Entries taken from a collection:

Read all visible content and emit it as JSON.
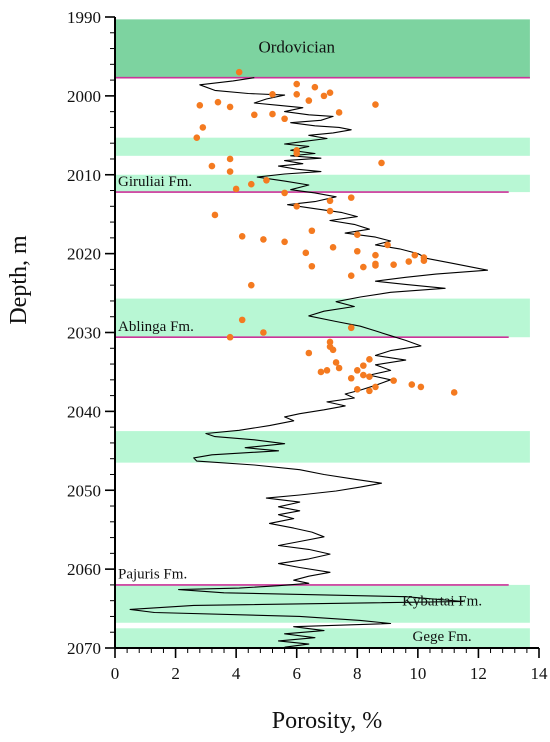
{
  "chart_data": {
    "type": "scatter",
    "xlabel": "Porosity, %",
    "ylabel": "Depth, m",
    "xlim": [
      0,
      14
    ],
    "ylim": [
      1990,
      2070
    ],
    "x_ticks": [
      0,
      2,
      4,
      6,
      8,
      10,
      12,
      14
    ],
    "y_ticks": [
      1990,
      2000,
      2010,
      2020,
      2030,
      2040,
      2050,
      2060,
      2070
    ],
    "grid": false,
    "colors": {
      "ordovician_band": "#7dd3a0",
      "interval_band": "#b8f7d4",
      "boundary_line": "#cc3399",
      "log_curve": "#000000",
      "core_points": "#f47a20",
      "axes": "#000000"
    },
    "zones": [
      {
        "label": "Ordovician",
        "top": 1990.3,
        "bottom": 1997.8,
        "kind": "dark"
      },
      {
        "label": "",
        "top": 2005.3,
        "bottom": 2007.6,
        "kind": "light"
      },
      {
        "label": "",
        "top": 2010.0,
        "bottom": 2012.2,
        "kind": "light"
      },
      {
        "label": "",
        "top": 2025.7,
        "bottom": 2030.6,
        "kind": "light"
      },
      {
        "label": "",
        "top": 2042.5,
        "bottom": 2046.5,
        "kind": "light"
      },
      {
        "label": "",
        "top": 2062.0,
        "bottom": 2066.8,
        "kind": "light"
      },
      {
        "label": "",
        "top": 2067.5,
        "bottom": 2070.0,
        "kind": "light"
      }
    ],
    "boundaries": [
      {
        "depth": 1997.7,
        "x_end": 13.7
      },
      {
        "depth": 2012.2,
        "x_end": 13.0
      },
      {
        "depth": 2030.6,
        "x_end": 13.0
      },
      {
        "depth": 2062.0,
        "x_end": 13.0
      }
    ],
    "formation_labels": [
      {
        "text": "Ordovician",
        "x": 6.0,
        "y": 1994.5,
        "anchor": "middle"
      },
      {
        "text": "Giruliai Fm.",
        "x": 0.1,
        "y": 2011.4,
        "anchor": "start"
      },
      {
        "text": "Ablinga Fm.",
        "x": 0.1,
        "y": 2029.8,
        "anchor": "start"
      },
      {
        "text": "Pajuris Fm.",
        "x": 0.1,
        "y": 2061.2,
        "anchor": "start"
      },
      {
        "text": "Kybartai Fm.",
        "x": 10.8,
        "y": 2064.6,
        "anchor": "middle"
      },
      {
        "text": "Gege Fm.",
        "x": 10.8,
        "y": 2069.1,
        "anchor": "middle"
      }
    ],
    "series": [
      {
        "name": "",
        "kind": "line",
        "points": [
          [
            4.6,
            1997.7
          ],
          [
            3.9,
            1998.1
          ],
          [
            2.8,
            1998.6
          ],
          [
            3.3,
            1999.3
          ],
          [
            4.4,
            1999.7
          ],
          [
            5.6,
            1999.9
          ],
          [
            5.0,
            2000.4
          ],
          [
            4.6,
            2000.9
          ],
          [
            5.4,
            2001.2
          ],
          [
            6.2,
            2001.5
          ],
          [
            5.6,
            2002.0
          ],
          [
            6.4,
            2002.4
          ],
          [
            7.2,
            2002.6
          ],
          [
            6.8,
            2003.1
          ],
          [
            5.8,
            2003.4
          ],
          [
            6.6,
            2003.8
          ],
          [
            7.4,
            2004.0
          ],
          [
            7.8,
            2004.3
          ],
          [
            7.2,
            2004.7
          ],
          [
            6.4,
            2005.0
          ],
          [
            7.0,
            2005.4
          ],
          [
            6.2,
            2005.8
          ],
          [
            5.6,
            2006.1
          ],
          [
            6.4,
            2006.4
          ],
          [
            5.8,
            2006.9
          ],
          [
            6.6,
            2007.3
          ],
          [
            5.8,
            2007.6
          ],
          [
            6.8,
            2007.9
          ],
          [
            5.6,
            2008.2
          ],
          [
            6.2,
            2008.6
          ],
          [
            5.4,
            2008.9
          ],
          [
            6.0,
            2009.3
          ],
          [
            6.8,
            2009.6
          ],
          [
            5.6,
            2009.9
          ],
          [
            4.7,
            2010.3
          ],
          [
            5.6,
            2010.8
          ],
          [
            6.4,
            2011.3
          ],
          [
            5.8,
            2011.9
          ],
          [
            6.6,
            2012.3
          ],
          [
            7.3,
            2012.8
          ],
          [
            6.6,
            2013.4
          ],
          [
            5.7,
            2013.8
          ],
          [
            6.6,
            2014.3
          ],
          [
            7.5,
            2014.8
          ],
          [
            8.0,
            2015.3
          ],
          [
            7.1,
            2015.8
          ],
          [
            7.9,
            2016.3
          ],
          [
            8.4,
            2016.9
          ],
          [
            7.6,
            2017.4
          ],
          [
            8.6,
            2017.9
          ],
          [
            9.1,
            2018.4
          ],
          [
            8.6,
            2018.9
          ],
          [
            9.4,
            2019.4
          ],
          [
            10.0,
            2020.0
          ],
          [
            10.3,
            2020.6
          ],
          [
            11.1,
            2021.2
          ],
          [
            12.3,
            2022.1
          ],
          [
            10.6,
            2022.6
          ],
          [
            9.6,
            2023.0
          ],
          [
            8.6,
            2023.5
          ],
          [
            9.6,
            2023.9
          ],
          [
            10.9,
            2024.4
          ],
          [
            9.1,
            2024.9
          ],
          [
            8.1,
            2025.5
          ],
          [
            7.3,
            2026.1
          ],
          [
            7.9,
            2026.7
          ],
          [
            6.9,
            2027.3
          ],
          [
            6.4,
            2027.9
          ],
          [
            7.3,
            2028.6
          ],
          [
            8.1,
            2029.2
          ],
          [
            8.6,
            2029.8
          ],
          [
            9.1,
            2030.4
          ],
          [
            9.6,
            2031.0
          ],
          [
            10.1,
            2031.7
          ],
          [
            9.1,
            2032.3
          ],
          [
            8.6,
            2032.9
          ],
          [
            9.6,
            2033.5
          ],
          [
            8.6,
            2034.1
          ],
          [
            9.1,
            2034.8
          ],
          [
            8.4,
            2035.4
          ],
          [
            9.1,
            2036.0
          ],
          [
            8.6,
            2036.7
          ],
          [
            8.1,
            2037.3
          ],
          [
            7.6,
            2037.8
          ],
          [
            7.9,
            2038.3
          ],
          [
            7.0,
            2038.8
          ],
          [
            7.6,
            2039.3
          ],
          [
            6.9,
            2039.8
          ],
          [
            6.1,
            2040.3
          ],
          [
            5.6,
            2040.7
          ],
          [
            5.9,
            2041.2
          ],
          [
            5.1,
            2041.8
          ],
          [
            4.1,
            2042.4
          ],
          [
            3.0,
            2042.8
          ],
          [
            3.3,
            2043.2
          ],
          [
            4.6,
            2043.6
          ],
          [
            5.6,
            2044.1
          ],
          [
            4.3,
            2044.6
          ],
          [
            5.4,
            2045.0
          ],
          [
            3.2,
            2045.5
          ],
          [
            2.6,
            2045.9
          ],
          [
            2.7,
            2046.3
          ],
          [
            4.6,
            2046.8
          ],
          [
            6.1,
            2047.4
          ],
          [
            6.9,
            2048.0
          ],
          [
            7.9,
            2048.6
          ],
          [
            8.8,
            2049.1
          ],
          [
            8.1,
            2049.6
          ],
          [
            7.3,
            2050.1
          ],
          [
            6.1,
            2050.6
          ],
          [
            5.0,
            2051.0
          ],
          [
            6.1,
            2051.5
          ],
          [
            5.4,
            2052.1
          ],
          [
            6.1,
            2052.6
          ],
          [
            5.4,
            2053.1
          ],
          [
            5.9,
            2053.6
          ],
          [
            5.1,
            2054.2
          ],
          [
            5.9,
            2054.8
          ],
          [
            6.5,
            2055.3
          ],
          [
            6.9,
            2055.9
          ],
          [
            6.1,
            2056.5
          ],
          [
            5.4,
            2057.0
          ],
          [
            6.4,
            2057.5
          ],
          [
            7.1,
            2058.1
          ],
          [
            6.4,
            2058.7
          ],
          [
            5.4,
            2059.3
          ],
          [
            6.1,
            2059.8
          ],
          [
            7.1,
            2060.4
          ],
          [
            6.4,
            2060.9
          ],
          [
            5.9,
            2061.4
          ],
          [
            6.4,
            2061.8
          ],
          [
            5.4,
            2062.1
          ],
          [
            4.1,
            2062.4
          ],
          [
            2.1,
            2062.6
          ],
          [
            3.6,
            2063.0
          ],
          [
            9.6,
            2063.5
          ],
          [
            11.5,
            2064.1
          ],
          [
            2.6,
            2064.6
          ],
          [
            0.5,
            2065.1
          ],
          [
            1.3,
            2065.5
          ],
          [
            6.1,
            2066.0
          ],
          [
            8.1,
            2066.5
          ],
          [
            9.1,
            2066.9
          ],
          [
            5.9,
            2067.3
          ],
          [
            6.9,
            2067.8
          ],
          [
            5.6,
            2068.2
          ],
          [
            6.6,
            2068.7
          ],
          [
            5.4,
            2069.1
          ],
          [
            6.4,
            2069.5
          ],
          [
            5.6,
            2069.9
          ]
        ]
      },
      {
        "name": "",
        "kind": "scatter",
        "points": [
          [
            4.1,
            1997.0
          ],
          [
            6.0,
            1998.5
          ],
          [
            6.6,
            1998.9
          ],
          [
            5.2,
            1999.8
          ],
          [
            6.0,
            1999.8
          ],
          [
            6.9,
            2000.0
          ],
          [
            7.1,
            1999.6
          ],
          [
            3.4,
            2000.8
          ],
          [
            2.8,
            2001.2
          ],
          [
            3.8,
            2001.4
          ],
          [
            6.4,
            2000.6
          ],
          [
            8.6,
            2001.1
          ],
          [
            4.6,
            2002.4
          ],
          [
            5.2,
            2002.3
          ],
          [
            5.6,
            2002.9
          ],
          [
            7.4,
            2002.1
          ],
          [
            2.9,
            2004.0
          ],
          [
            2.7,
            2005.3
          ],
          [
            6.0,
            2006.9
          ],
          [
            6.0,
            2007.3
          ],
          [
            3.8,
            2008.0
          ],
          [
            8.8,
            2008.5
          ],
          [
            3.2,
            2008.9
          ],
          [
            3.8,
            2009.6
          ],
          [
            5.0,
            2010.7
          ],
          [
            4.5,
            2011.2
          ],
          [
            4.0,
            2011.8
          ],
          [
            5.6,
            2012.3
          ],
          [
            7.8,
            2012.9
          ],
          [
            7.1,
            2013.3
          ],
          [
            6.0,
            2014.0
          ],
          [
            7.1,
            2014.6
          ],
          [
            3.3,
            2015.1
          ],
          [
            6.5,
            2017.1
          ],
          [
            8.0,
            2017.6
          ],
          [
            4.2,
            2017.8
          ],
          [
            4.9,
            2018.2
          ],
          [
            5.6,
            2018.5
          ],
          [
            7.2,
            2019.2
          ],
          [
            9.0,
            2018.9
          ],
          [
            6.3,
            2019.9
          ],
          [
            8.0,
            2019.7
          ],
          [
            8.6,
            2020.2
          ],
          [
            9.9,
            2020.2
          ],
          [
            10.2,
            2020.5
          ],
          [
            10.2,
            2020.9
          ],
          [
            9.7,
            2021.0
          ],
          [
            8.6,
            2021.3
          ],
          [
            9.2,
            2021.4
          ],
          [
            6.5,
            2021.6
          ],
          [
            8.2,
            2021.7
          ],
          [
            8.6,
            2021.5
          ],
          [
            7.8,
            2022.8
          ],
          [
            4.5,
            2024.0
          ],
          [
            4.2,
            2028.4
          ],
          [
            7.8,
            2029.4
          ],
          [
            3.8,
            2030.6
          ],
          [
            4.9,
            2030.0
          ],
          [
            7.1,
            2031.2
          ],
          [
            7.1,
            2031.8
          ],
          [
            6.4,
            2032.6
          ],
          [
            7.2,
            2032.2
          ],
          [
            8.4,
            2033.4
          ],
          [
            7.3,
            2033.8
          ],
          [
            8.2,
            2034.2
          ],
          [
            7.4,
            2034.5
          ],
          [
            7.0,
            2034.8
          ],
          [
            8.0,
            2034.8
          ],
          [
            6.8,
            2035.0
          ],
          [
            8.2,
            2035.4
          ],
          [
            7.8,
            2035.8
          ],
          [
            8.4,
            2035.6
          ],
          [
            9.2,
            2036.1
          ],
          [
            9.8,
            2036.6
          ],
          [
            8.6,
            2036.9
          ],
          [
            8.0,
            2037.2
          ],
          [
            10.1,
            2036.9
          ],
          [
            8.4,
            2037.4
          ],
          [
            11.2,
            2037.6
          ]
        ]
      }
    ]
  }
}
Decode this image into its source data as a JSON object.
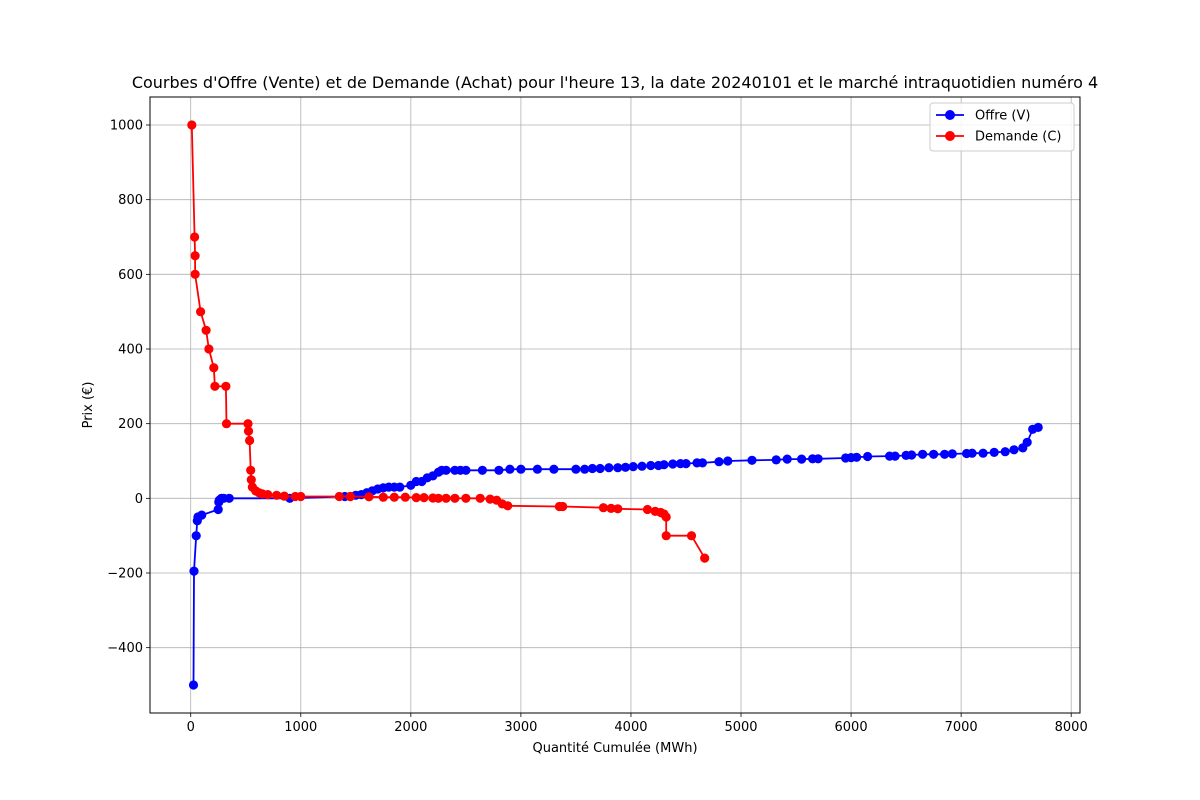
{
  "chart_data": {
    "type": "line",
    "title": "Courbes d'Offre (Vente) et de Demande (Achat) pour l'heure 13, la date 20240101 et le marché intraquotidien numéro 4",
    "xlabel": "Quantité Cumulée (MWh)",
    "ylabel": "Prix (€)",
    "xlim": [
      -370,
      8080
    ],
    "ylim": [
      -575,
      1075
    ],
    "xticks": [
      0,
      1000,
      2000,
      3000,
      4000,
      5000,
      6000,
      7000,
      8000
    ],
    "yticks": [
      -400,
      -200,
      0,
      200,
      400,
      600,
      800,
      1000
    ],
    "grid": true,
    "legend_position": "top-right",
    "marker": "circle",
    "series": [
      {
        "name": "Offre (V)",
        "color": "#0000ff",
        "points": [
          [
            25,
            -500
          ],
          [
            30,
            -195
          ],
          [
            50,
            -100
          ],
          [
            60,
            -60
          ],
          [
            65,
            -50
          ],
          [
            100,
            -45
          ],
          [
            250,
            -30
          ],
          [
            255,
            -10
          ],
          [
            260,
            -5
          ],
          [
            280,
            0
          ],
          [
            300,
            0
          ],
          [
            350,
            0
          ],
          [
            900,
            0
          ],
          [
            1400,
            5
          ],
          [
            1450,
            5
          ],
          [
            1500,
            8
          ],
          [
            1550,
            10
          ],
          [
            1600,
            15
          ],
          [
            1650,
            20
          ],
          [
            1700,
            25
          ],
          [
            1750,
            28
          ],
          [
            1800,
            30
          ],
          [
            1850,
            30
          ],
          [
            1900,
            30
          ],
          [
            2000,
            35
          ],
          [
            2050,
            45
          ],
          [
            2100,
            45
          ],
          [
            2150,
            55
          ],
          [
            2200,
            60
          ],
          [
            2250,
            70
          ],
          [
            2280,
            75
          ],
          [
            2320,
            75
          ],
          [
            2400,
            75
          ],
          [
            2450,
            75
          ],
          [
            2500,
            75
          ],
          [
            2650,
            75
          ],
          [
            2800,
            75
          ],
          [
            2900,
            78
          ],
          [
            3000,
            78
          ],
          [
            3150,
            78
          ],
          [
            3300,
            78
          ],
          [
            3500,
            78
          ],
          [
            3580,
            78
          ],
          [
            3650,
            80
          ],
          [
            3720,
            80
          ],
          [
            3800,
            82
          ],
          [
            3880,
            82
          ],
          [
            3950,
            83
          ],
          [
            4020,
            85
          ],
          [
            4100,
            86
          ],
          [
            4180,
            88
          ],
          [
            4250,
            88
          ],
          [
            4300,
            90
          ],
          [
            4380,
            92
          ],
          [
            4450,
            93
          ],
          [
            4500,
            93
          ],
          [
            4600,
            95
          ],
          [
            4650,
            95
          ],
          [
            4800,
            98
          ],
          [
            4880,
            100
          ],
          [
            5100,
            102
          ],
          [
            5320,
            103
          ],
          [
            5420,
            105
          ],
          [
            5550,
            105
          ],
          [
            5650,
            106
          ],
          [
            5700,
            106
          ],
          [
            5950,
            108
          ],
          [
            6000,
            109
          ],
          [
            6050,
            110
          ],
          [
            6150,
            112
          ],
          [
            6350,
            113
          ],
          [
            6400,
            113
          ],
          [
            6500,
            115
          ],
          [
            6550,
            116
          ],
          [
            6650,
            118
          ],
          [
            6750,
            118
          ],
          [
            6850,
            118
          ],
          [
            6920,
            119
          ],
          [
            7050,
            120
          ],
          [
            7100,
            121
          ],
          [
            7200,
            121
          ],
          [
            7300,
            123
          ],
          [
            7400,
            125
          ],
          [
            7480,
            130
          ],
          [
            7560,
            135
          ],
          [
            7600,
            150
          ],
          [
            7650,
            185
          ],
          [
            7700,
            190
          ]
        ]
      },
      {
        "name": "Demande (C)",
        "color": "#ff0000",
        "points": [
          [
            10,
            1000
          ],
          [
            35,
            700
          ],
          [
            40,
            650
          ],
          [
            40,
            600
          ],
          [
            90,
            500
          ],
          [
            140,
            450
          ],
          [
            165,
            400
          ],
          [
            210,
            350
          ],
          [
            220,
            300
          ],
          [
            320,
            300
          ],
          [
            325,
            200
          ],
          [
            520,
            200
          ],
          [
            525,
            180
          ],
          [
            535,
            155
          ],
          [
            545,
            75
          ],
          [
            550,
            50
          ],
          [
            560,
            30
          ],
          [
            590,
            20
          ],
          [
            620,
            15
          ],
          [
            650,
            12
          ],
          [
            700,
            10
          ],
          [
            780,
            8
          ],
          [
            850,
            6
          ],
          [
            950,
            5
          ],
          [
            1000,
            5
          ],
          [
            1350,
            5
          ],
          [
            1450,
            5
          ],
          [
            1620,
            4
          ],
          [
            1750,
            3
          ],
          [
            1850,
            3
          ],
          [
            1950,
            3
          ],
          [
            2050,
            2
          ],
          [
            2120,
            2
          ],
          [
            2200,
            1
          ],
          [
            2250,
            0
          ],
          [
            2320,
            0
          ],
          [
            2400,
            0
          ],
          [
            2500,
            0
          ],
          [
            2630,
            0
          ],
          [
            2720,
            -2
          ],
          [
            2780,
            -5
          ],
          [
            2830,
            -15
          ],
          [
            2880,
            -20
          ],
          [
            3350,
            -22
          ],
          [
            3380,
            -22
          ],
          [
            3750,
            -25
          ],
          [
            3820,
            -27
          ],
          [
            3880,
            -28
          ],
          [
            4150,
            -30
          ],
          [
            4220,
            -35
          ],
          [
            4270,
            -38
          ],
          [
            4300,
            -42
          ],
          [
            4320,
            -50
          ],
          [
            4320,
            -100
          ],
          [
            4550,
            -100
          ],
          [
            4670,
            -160
          ]
        ]
      }
    ]
  }
}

- DIRECTION: From the records given above, copy all lines containing "xlabel".

- SOLUTION FOR THIS TASK:
    "xlabel": "Porosity, %",
    "xlabel": "Quantité Cumulée (MWh)",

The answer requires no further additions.